- Items from a data source
··········
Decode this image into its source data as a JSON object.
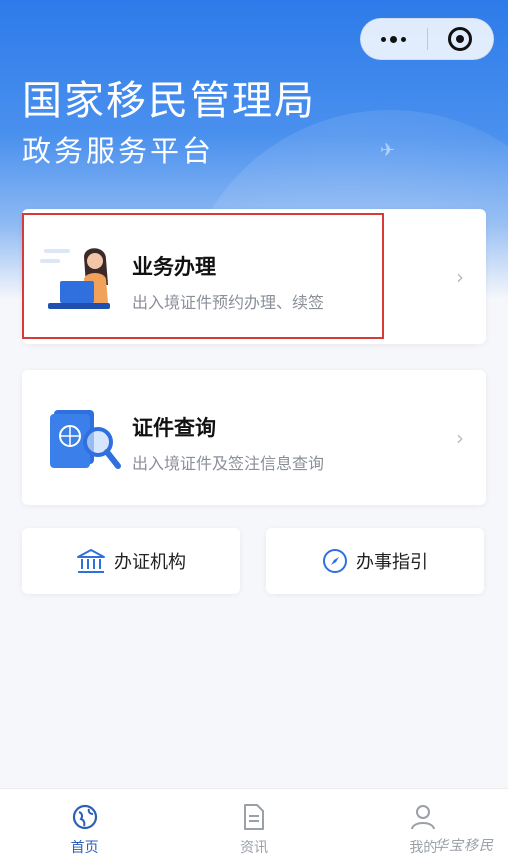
{
  "header": {
    "title": "国家移民管理局",
    "subtitle": "政务服务平台"
  },
  "capsule": {
    "more_icon": "more-dots-icon",
    "close_icon": "target-circle-icon"
  },
  "cards": [
    {
      "title": "业务办理",
      "desc": "出入境证件预约办理、续签",
      "icon": "person-laptop-illustration"
    },
    {
      "title": "证件查询",
      "desc": "出入境证件及签注信息查询",
      "icon": "passport-magnifier-illustration"
    }
  ],
  "quick_links": [
    {
      "label": "办证机构",
      "icon": "bank-building-icon"
    },
    {
      "label": "办事指引",
      "icon": "compass-icon"
    }
  ],
  "tabbar": {
    "items": [
      {
        "label": "首页",
        "icon": "globe-icon",
        "active": true
      },
      {
        "label": "资讯",
        "icon": "document-icon",
        "active": false
      },
      {
        "label": "我的",
        "icon": "user-icon",
        "active": false
      }
    ]
  },
  "watermark": "华宝移民",
  "colors": {
    "primary": "#2d7bea",
    "highlight": "#d83a3a",
    "tab_active": "#2d5fb8"
  }
}
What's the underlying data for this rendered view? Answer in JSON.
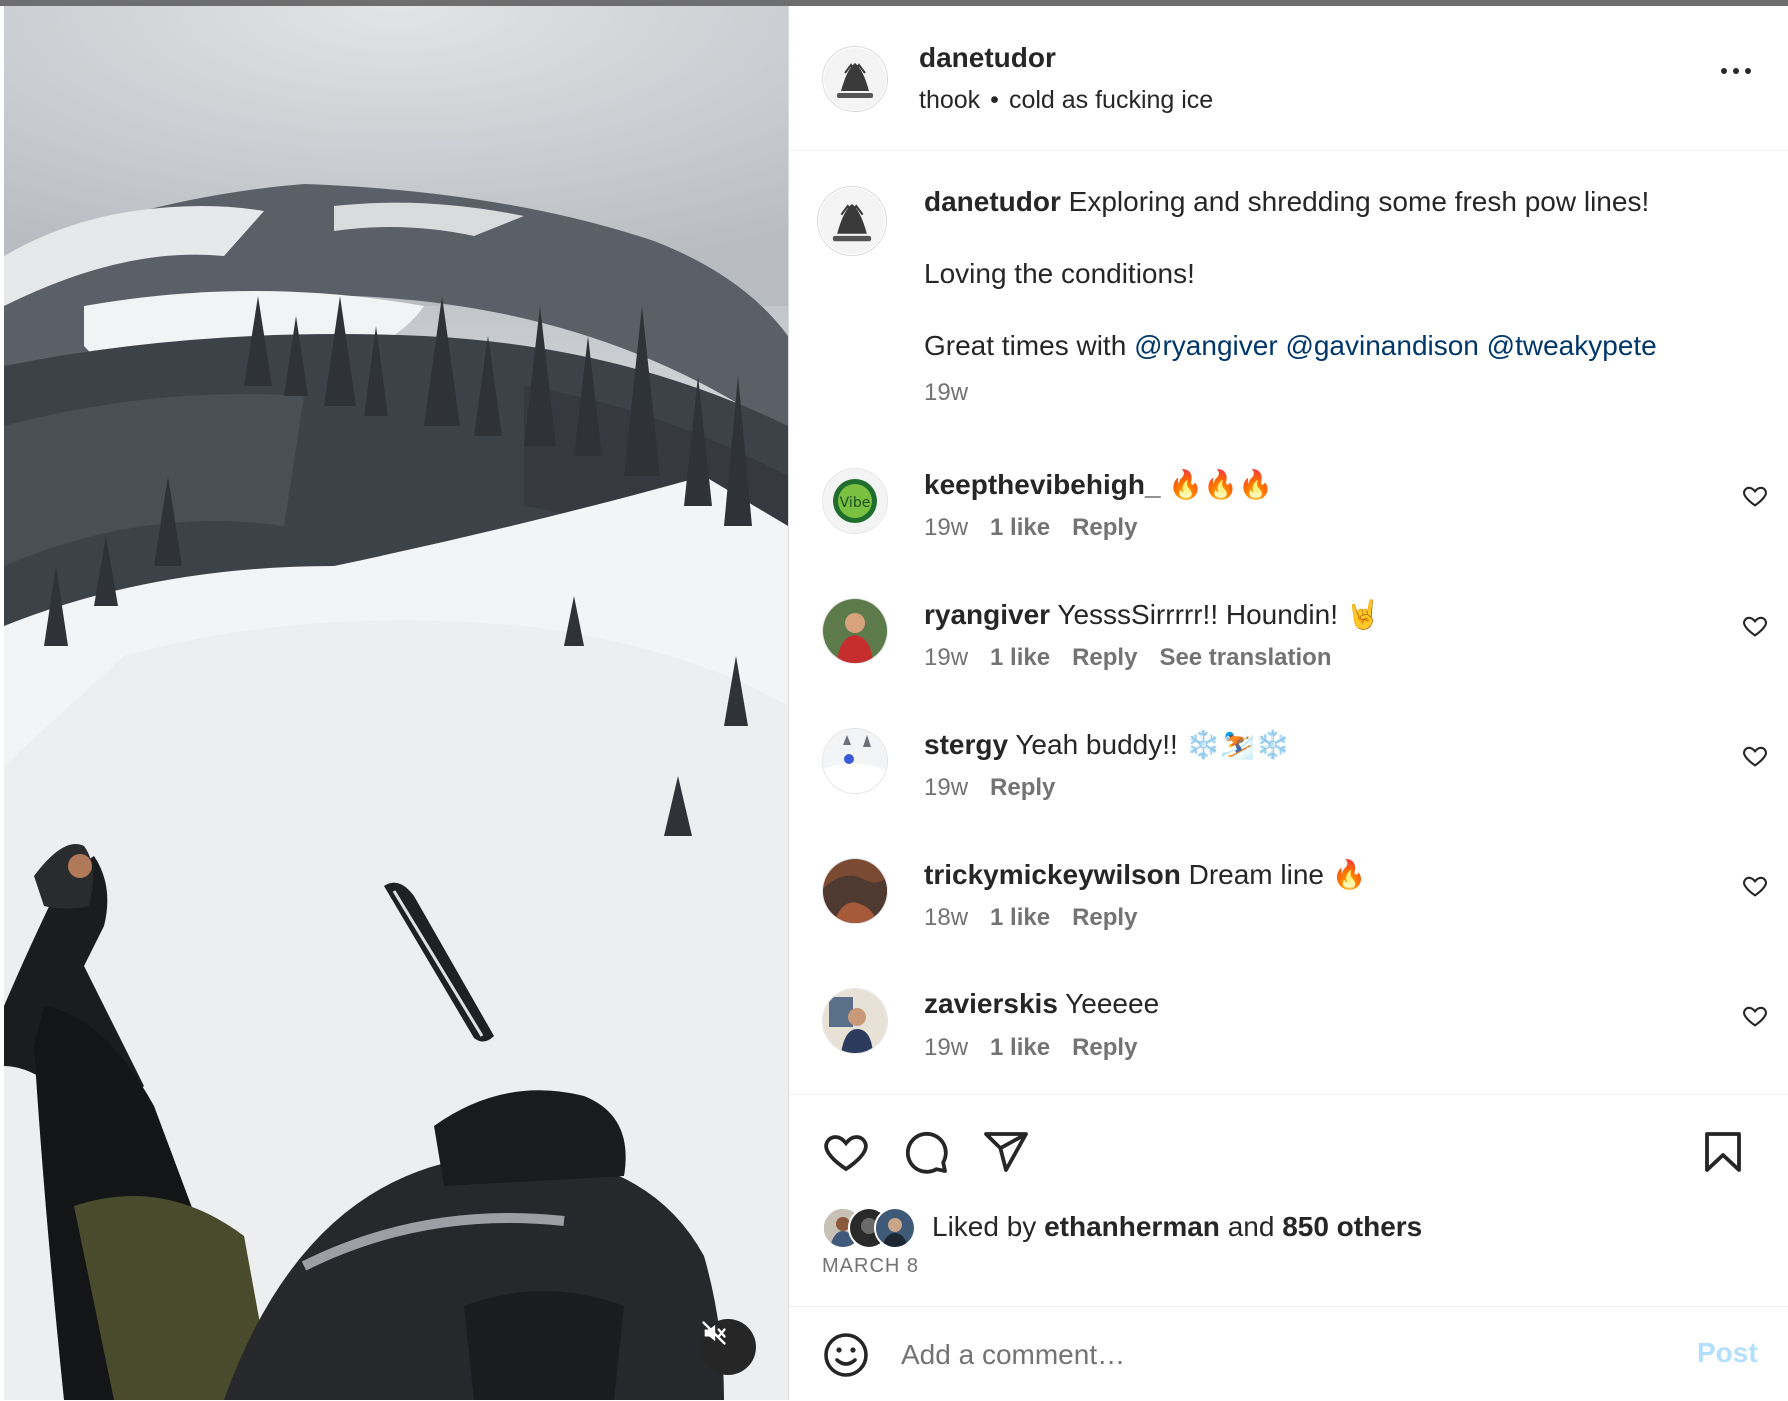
{
  "post": {
    "username": "danetudor",
    "audio": "thook",
    "location": "cold as fucking ice",
    "caption_line1": "Exploring and shredding some fresh pow lines!",
    "caption_line2": "Loving the conditions!",
    "caption_line3_prefix": "Great times with",
    "mentions": [
      "@ryangiver",
      "@gavinandison",
      "@tweakypete"
    ],
    "caption_time": "19w",
    "bullet": "•"
  },
  "comments": [
    {
      "username": "keepthevibehigh_",
      "text": "🔥🔥🔥",
      "time": "19w",
      "likes": "1 like",
      "reply": "Reply",
      "extra": ""
    },
    {
      "username": "ryangiver",
      "text": "YesssSirrrrr!! Houndin! 🤘",
      "time": "19w",
      "likes": "1 like",
      "reply": "Reply",
      "extra": "See translation"
    },
    {
      "username": "stergy",
      "text": "Yeah buddy!! ❄️⛷️❄️",
      "time": "19w",
      "likes": "",
      "reply": "Reply",
      "extra": ""
    },
    {
      "username": "trickymickeywilson",
      "text": "Dream line 🔥",
      "time": "18w",
      "likes": "1 like",
      "reply": "Reply",
      "extra": ""
    },
    {
      "username": "zavierskis",
      "text": "Yeeeee",
      "time": "19w",
      "likes": "1 like",
      "reply": "Reply",
      "extra": ""
    }
  ],
  "likes": {
    "prefix": "Liked by",
    "user": "ethanherman",
    "and": "and",
    "others": "850 others"
  },
  "date": "MARCH 8",
  "add_comment": {
    "placeholder": "Add a comment…",
    "post_label": "Post"
  },
  "icons": {
    "more": "more-options-icon",
    "like": "heart-icon",
    "comment": "comment-icon",
    "share": "share-icon",
    "save": "bookmark-icon",
    "emoji": "emoji-icon",
    "mute": "muted-speaker-icon"
  },
  "colors": {
    "mention": "#00376b",
    "muted_text": "#737373",
    "post_button_disabled": "#b2dffc"
  }
}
··········
- Required task
Each record must be quoted in full and exactly. Do not include the pictures.

- Result of this task
Decode this image into its source data as a JSON object.
{
  "header": {
    "title": "国家移民管理局",
    "subtitle": "政务服务平台"
  },
  "capsule": {
    "more_icon": "more-dots-icon",
    "close_icon": "target-circle-icon"
  },
  "cards": [
    {
      "title": "业务办理",
      "desc": "出入境证件预约办理、续签",
      "icon": "person-laptop-illustration"
    },
    {
      "title": "证件查询",
      "desc": "出入境证件及签注信息查询",
      "icon": "passport-magnifier-illustration"
    }
  ],
  "quick_links": [
    {
      "label": "办证机构",
      "icon": "bank-building-icon"
    },
    {
      "label": "办事指引",
      "icon": "compass-icon"
    }
  ],
  "tabbar": {
    "items": [
      {
        "label": "首页",
        "icon": "globe-icon",
        "active": true
      },
      {
        "label": "资讯",
        "icon": "document-icon",
        "active": false
      },
      {
        "label": "我的",
        "icon": "user-icon",
        "active": false
      }
    ]
  },
  "watermark": "华宝移民",
  "colors": {
    "primary": "#2d7bea",
    "highlight": "#d83a3a",
    "tab_active": "#2d5fb8"
  }
}
What's the underlying data for this rendered view? Answer in JSON.
{
  "post": {
    "username": "danetudor",
    "audio": "thook",
    "location": "cold as fucking ice",
    "caption_line1": "Exploring and shredding some fresh pow lines!",
    "caption_line2": "Loving the conditions!",
    "caption_line3_prefix": "Great times with",
    "mentions": [
      "@ryangiver",
      "@gavinandison",
      "@tweakypete"
    ],
    "caption_time": "19w",
    "bullet": "•"
  },
  "comments": [
    {
      "username": "keepthevibehigh_",
      "text": "🔥🔥🔥",
      "time": "19w",
      "likes": "1 like",
      "reply": "Reply",
      "extra": ""
    },
    {
      "username": "ryangiver",
      "text": "YesssSirrrrr!! Houndin! 🤘",
      "time": "19w",
      "likes": "1 like",
      "reply": "Reply",
      "extra": "See translation"
    },
    {
      "username": "stergy",
      "text": "Yeah buddy!! ❄️⛷️❄️",
      "time": "19w",
      "likes": "",
      "reply": "Reply",
      "extra": ""
    },
    {
      "username": "trickymickeywilson",
      "text": "Dream line 🔥",
      "time": "18w",
      "likes": "1 like",
      "reply": "Reply",
      "extra": ""
    },
    {
      "username": "zavierskis",
      "text": "Yeeeee",
      "time": "19w",
      "likes": "1 like",
      "reply": "Reply",
      "extra": ""
    }
  ],
  "likes": {
    "prefix": "Liked by",
    "user": "ethanherman",
    "and": "and",
    "others": "850 others"
  },
  "date": "MARCH 8",
  "add_comment": {
    "placeholder": "Add a comment…",
    "post_label": "Post"
  },
  "icons": {
    "more": "more-options-icon",
    "like": "heart-icon",
    "comment": "comment-icon",
    "share": "share-icon",
    "save": "bookmark-icon",
    "emoji": "emoji-icon",
    "mute": "muted-speaker-icon"
  },
  "colors": {
    "mention": "#00376b",
    "muted_text": "#737373",
    "post_button_disabled": "#b2dffc"
  }
}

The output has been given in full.